___ Provided data
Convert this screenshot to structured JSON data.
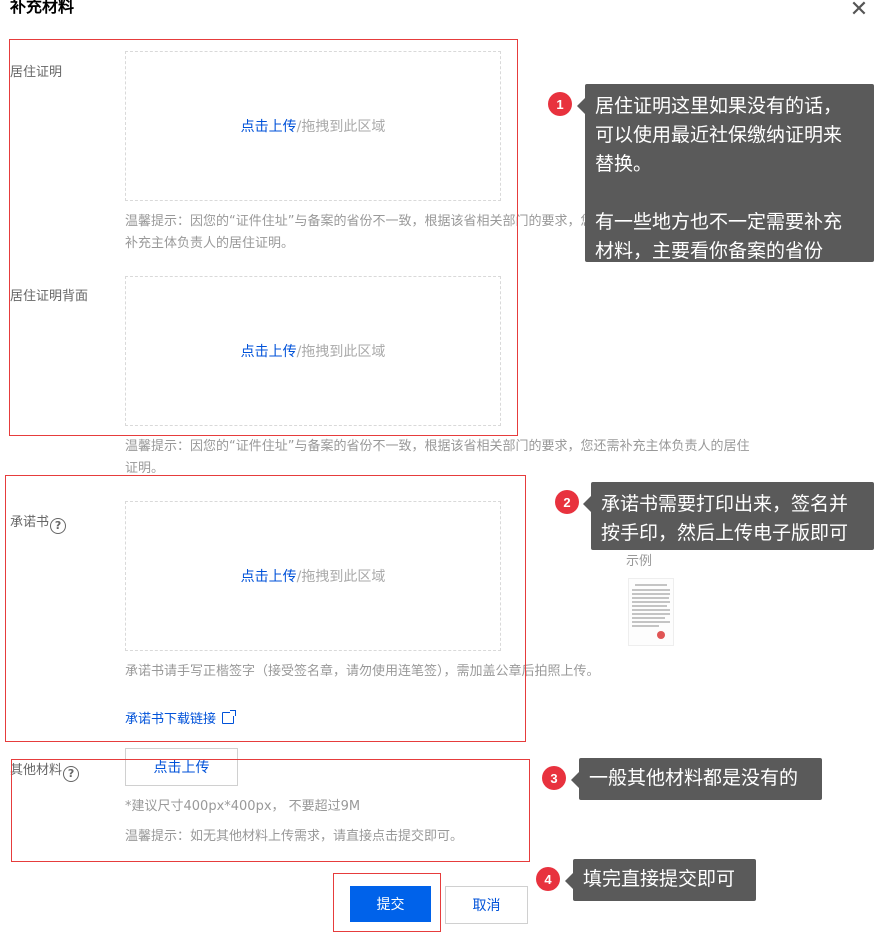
{
  "dialog": {
    "title": "补充材料",
    "close_icon": "close-icon"
  },
  "upload": {
    "link_text": "点击上传",
    "rest_text": "/拖拽到此区域"
  },
  "fields": {
    "residence_label": "居住证明",
    "residence_back_label": "居住证明背面",
    "pledge_label": "承诺书",
    "other_label": "其他材料"
  },
  "hints": {
    "residence_hint": "温馨提示：因您的“证件住址”与备案的省份不一致，根据该省相关部门的要求，您还需补充主体负责人的居住证明。",
    "residence_back_hint": "温馨提示：因您的“证件住址”与备案的省份不一致，根据该省相关部门的要求，您还需补充主体负责人的居住证明。",
    "pledge_hint": "承诺书请手写正楷签字（接受签名章，请勿使用连笔签），需加盖公章后拍照上传。",
    "pledge_download": "承诺书下载链接",
    "size_hint": "*建议尺寸400px*400px， 不要超过9M",
    "other_hint": "温馨提示：如无其他材料上传需求，请直接点击提交即可。"
  },
  "sample": {
    "label": "示例"
  },
  "buttons": {
    "upload_button": "点击上传",
    "submit": "提交",
    "cancel": "取消"
  },
  "annotations": [
    {
      "number": "1",
      "text": "居住证明这里如果没有的话，\n可以使用最近社保缴纳证明来\n替换。\n\n有一些地方也不一定需要补充\n材料，主要看你备案的省份"
    },
    {
      "number": "2",
      "text": "承诺书需要打印出来，签名并\n按手印，然后上传电子版即可"
    },
    {
      "number": "3",
      "text": "一般其他材料都是没有的"
    },
    {
      "number": "4",
      "text": "填完直接提交即可"
    }
  ],
  "colors": {
    "link_blue": "#0052d9",
    "primary_button": "#0062ea",
    "annotation_red": "#e8323e",
    "callout_gray": "#5a5a5a"
  }
}
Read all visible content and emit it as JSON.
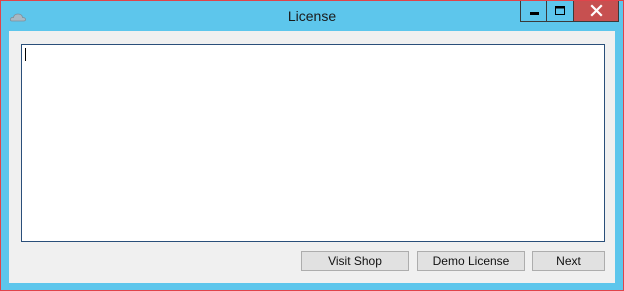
{
  "window": {
    "title": "License",
    "icon": "cloud-icon",
    "controls": [
      "minimize-icon",
      "maximize-icon",
      "close-icon"
    ],
    "colors": {
      "titlebar": "#5dc6ec",
      "close_button": "#c75050",
      "border": "#e0444a",
      "client_bg": "#f0f0f0",
      "textbox_border": "#2a4f7a"
    }
  },
  "license_box": {
    "value": ""
  },
  "buttons": {
    "visit_shop": "Visit Shop",
    "demo_license": "Demo License",
    "next": "Next"
  }
}
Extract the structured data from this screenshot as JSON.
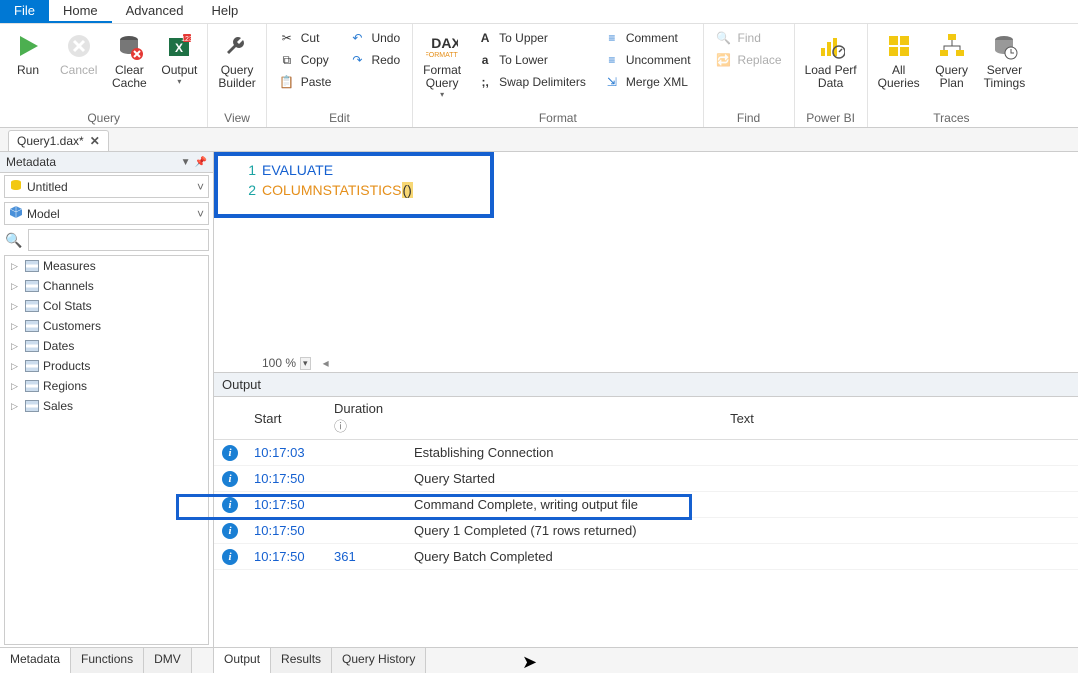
{
  "menu": {
    "file": "File",
    "home": "Home",
    "advanced": "Advanced",
    "help": "Help"
  },
  "ribbon": {
    "query": {
      "label": "Query",
      "run": "Run",
      "cancel": "Cancel",
      "clear_cache": "Clear\nCache",
      "output": "Output"
    },
    "view": {
      "label": "View",
      "builder": "Query\nBuilder"
    },
    "edit": {
      "label": "Edit",
      "cut": "Cut",
      "copy": "Copy",
      "paste": "Paste",
      "undo": "Undo",
      "redo": "Redo"
    },
    "format": {
      "label": "Format",
      "dax": "Format\nQuery",
      "upper": "To Upper",
      "lower": "To Lower",
      "swap": "Swap Delimiters",
      "comment": "Comment",
      "uncomment": "Uncomment",
      "merge": "Merge XML"
    },
    "find": {
      "label": "Find",
      "find": "Find",
      "replace": "Replace"
    },
    "powerbi": {
      "label": "Power BI",
      "load": "Load Perf\nData"
    },
    "traces": {
      "label": "Traces",
      "all": "All\nQueries",
      "plan": "Query\nPlan",
      "timing": "Server\nTimings"
    }
  },
  "doc_tab": {
    "name": "Query1.dax*"
  },
  "metadata": {
    "title": "Metadata",
    "db": "Untitled",
    "model": "Model",
    "tables": [
      "Measures",
      "Channels",
      "Col Stats",
      "Customers",
      "Dates",
      "Products",
      "Regions",
      "Sales"
    ]
  },
  "editor": {
    "lines": [
      {
        "n": "1",
        "kw": "EVALUATE"
      },
      {
        "n": "2",
        "fn": "COLUMNSTATISTICS",
        "pn": "()"
      }
    ],
    "zoom": "100 %"
  },
  "output": {
    "title": "Output",
    "cols": {
      "start": "Start",
      "duration": "Duration",
      "text": "Text"
    },
    "rows": [
      {
        "start": "10:17:03",
        "dur": "",
        "text": "Establishing Connection"
      },
      {
        "start": "10:17:50",
        "dur": "",
        "text": "Query Started"
      },
      {
        "start": "10:17:50",
        "dur": "",
        "text": "Command Complete, writing output file"
      },
      {
        "start": "10:17:50",
        "dur": "",
        "text": "Query 1 Completed (71 rows returned)"
      },
      {
        "start": "10:17:50",
        "dur": "361",
        "text": "Query Batch Completed"
      }
    ]
  },
  "bottom": {
    "metadata": "Metadata",
    "functions": "Functions",
    "dmv": "DMV",
    "output": "Output",
    "results": "Results",
    "history": "Query History"
  }
}
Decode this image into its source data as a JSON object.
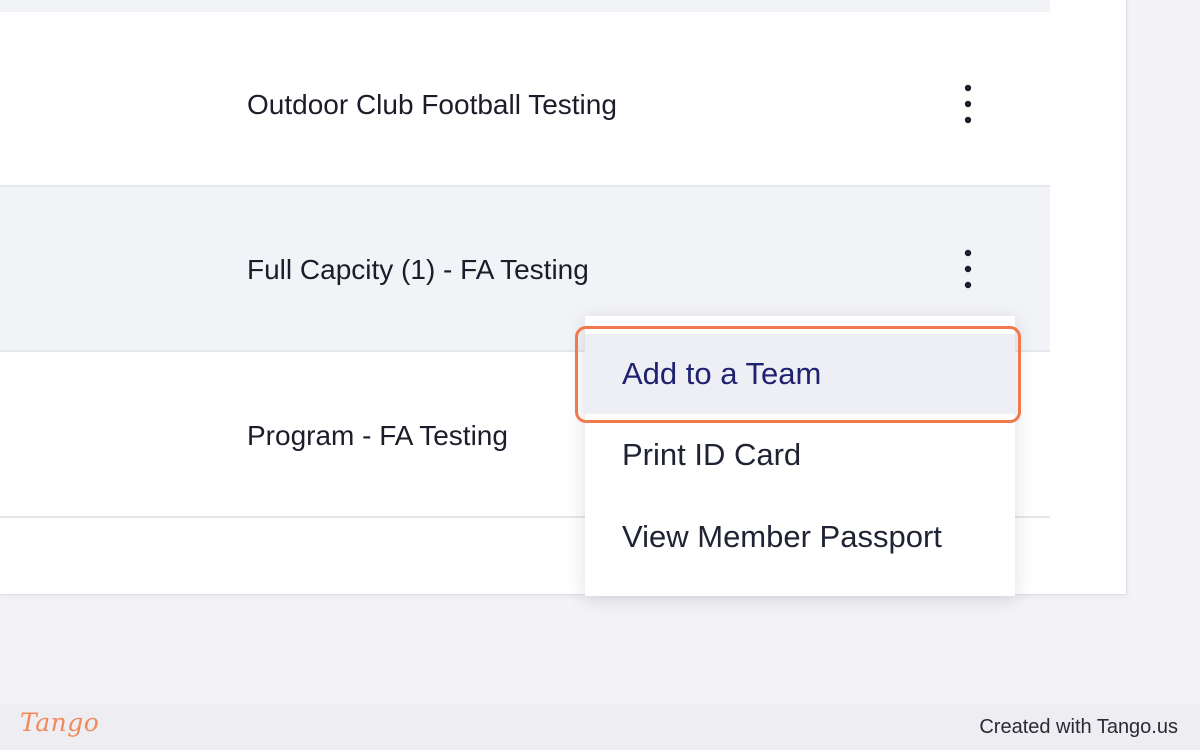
{
  "rows": [
    {
      "label": "Outdoor Club Football Testing"
    },
    {
      "label": "Full Capcity (1) - FA Testing"
    },
    {
      "label": "Program - FA Testing"
    }
  ],
  "menu": {
    "items": [
      {
        "label": "Add to a Team",
        "highlighted": true
      },
      {
        "label": "Print ID Card"
      },
      {
        "label": "View Member Passport"
      }
    ]
  },
  "footer": {
    "logo": "Tango",
    "credit": "Created with Tango.us"
  },
  "colors": {
    "highlight_border": "#f07a4e",
    "active_item_text": "#1e2270",
    "logo": "#f08a5d"
  },
  "icons": {
    "row_menu": "more-vertical-icon"
  }
}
______
▶ **Work to be completed**
Leave the pictures out, and print every line of the listing exactly as written.

▶ **Reply**
Convert this screenshot to structured JSON data.
{
  "dialog": {
    "title": "补充材料",
    "close_icon": "close-icon"
  },
  "upload": {
    "link_text": "点击上传",
    "rest_text": "/拖拽到此区域"
  },
  "fields": {
    "residence_label": "居住证明",
    "residence_back_label": "居住证明背面",
    "pledge_label": "承诺书",
    "other_label": "其他材料"
  },
  "hints": {
    "residence_hint": "温馨提示：因您的“证件住址”与备案的省份不一致，根据该省相关部门的要求，您还需补充主体负责人的居住证明。",
    "residence_back_hint": "温馨提示：因您的“证件住址”与备案的省份不一致，根据该省相关部门的要求，您还需补充主体负责人的居住证明。",
    "pledge_hint": "承诺书请手写正楷签字（接受签名章，请勿使用连笔签），需加盖公章后拍照上传。",
    "pledge_download": "承诺书下载链接",
    "size_hint": "*建议尺寸400px*400px， 不要超过9M",
    "other_hint": "温馨提示：如无其他材料上传需求，请直接点击提交即可。"
  },
  "sample": {
    "label": "示例"
  },
  "buttons": {
    "upload_button": "点击上传",
    "submit": "提交",
    "cancel": "取消"
  },
  "annotations": [
    {
      "number": "1",
      "text": "居住证明这里如果没有的话，\n可以使用最近社保缴纳证明来\n替换。\n\n有一些地方也不一定需要补充\n材料，主要看你备案的省份"
    },
    {
      "number": "2",
      "text": "承诺书需要打印出来，签名并\n按手印，然后上传电子版即可"
    },
    {
      "number": "3",
      "text": "一般其他材料都是没有的"
    },
    {
      "number": "4",
      "text": "填完直接提交即可"
    }
  ],
  "colors": {
    "link_blue": "#0052d9",
    "primary_button": "#0062ea",
    "annotation_red": "#e8323e",
    "callout_gray": "#5a5a5a"
  }
}
Read all visible content and emit it as JSON.
{
  "window": {
    "title": "License",
    "icon": "cloud-icon",
    "controls": [
      "minimize-icon",
      "maximize-icon",
      "close-icon"
    ],
    "colors": {
      "titlebar": "#5dc6ec",
      "close_button": "#c75050",
      "border": "#e0444a",
      "client_bg": "#f0f0f0",
      "textbox_border": "#2a4f7a"
    }
  },
  "license_box": {
    "value": ""
  },
  "buttons": {
    "visit_shop": "Visit Shop",
    "demo_license": "Demo License",
    "next": "Next"
  }
}
Extract the structured data from this screenshot as JSON.
{
  "menu": {
    "file": "File",
    "home": "Home",
    "advanced": "Advanced",
    "help": "Help"
  },
  "ribbon": {
    "query": {
      "label": "Query",
      "run": "Run",
      "cancel": "Cancel",
      "clear_cache": "Clear\nCache",
      "output": "Output"
    },
    "view": {
      "label": "View",
      "builder": "Query\nBuilder"
    },
    "edit": {
      "label": "Edit",
      "cut": "Cut",
      "copy": "Copy",
      "paste": "Paste",
      "undo": "Undo",
      "redo": "Redo"
    },
    "format": {
      "label": "Format",
      "dax": "Format\nQuery",
      "upper": "To Upper",
      "lower": "To Lower",
      "swap": "Swap Delimiters",
      "comment": "Comment",
      "uncomment": "Uncomment",
      "merge": "Merge XML"
    },
    "find": {
      "label": "Find",
      "find": "Find",
      "replace": "Replace"
    },
    "powerbi": {
      "label": "Power BI",
      "load": "Load Perf\nData"
    },
    "traces": {
      "label": "Traces",
      "all": "All\nQueries",
      "plan": "Query\nPlan",
      "timing": "Server\nTimings"
    }
  },
  "doc_tab": {
    "name": "Query1.dax*"
  },
  "metadata": {
    "title": "Metadata",
    "db": "Untitled",
    "model": "Model",
    "tables": [
      "Measures",
      "Channels",
      "Col Stats",
      "Customers",
      "Dates",
      "Products",
      "Regions",
      "Sales"
    ]
  },
  "editor": {
    "lines": [
      {
        "n": "1",
        "kw": "EVALUATE"
      },
      {
        "n": "2",
        "fn": "COLUMNSTATISTICS",
        "pn": "()"
      }
    ],
    "zoom": "100 %"
  },
  "output": {
    "title": "Output",
    "cols": {
      "start": "Start",
      "duration": "Duration",
      "text": "Text"
    },
    "rows": [
      {
        "start": "10:17:03",
        "dur": "",
        "text": "Establishing Connection"
      },
      {
        "start": "10:17:50",
        "dur": "",
        "text": "Query Started"
      },
      {
        "start": "10:17:50",
        "dur": "",
        "text": "Command Complete, writing output file"
      },
      {
        "start": "10:17:50",
        "dur": "",
        "text": "Query 1 Completed (71 rows returned)"
      },
      {
        "start": "10:17:50",
        "dur": "361",
        "text": "Query Batch Completed"
      }
    ]
  },
  "bottom": {
    "metadata": "Metadata",
    "functions": "Functions",
    "dmv": "DMV",
    "output": "Output",
    "results": "Results",
    "history": "Query History"
  }
}
Decode this image into its source data as a JSON object.
{
  "rows": [
    {
      "label": "Outdoor Club Football Testing"
    },
    {
      "label": "Full Capcity (1) - FA Testing"
    },
    {
      "label": "Program - FA Testing"
    }
  ],
  "menu": {
    "items": [
      {
        "label": "Add to a Team",
        "highlighted": true
      },
      {
        "label": "Print ID Card"
      },
      {
        "label": "View Member Passport"
      }
    ]
  },
  "footer": {
    "logo": "Tango",
    "credit": "Created with Tango.us"
  },
  "colors": {
    "highlight_border": "#f07a4e",
    "active_item_text": "#1e2270",
    "logo": "#f08a5d"
  },
  "icons": {
    "row_menu": "more-vertical-icon"
  }
}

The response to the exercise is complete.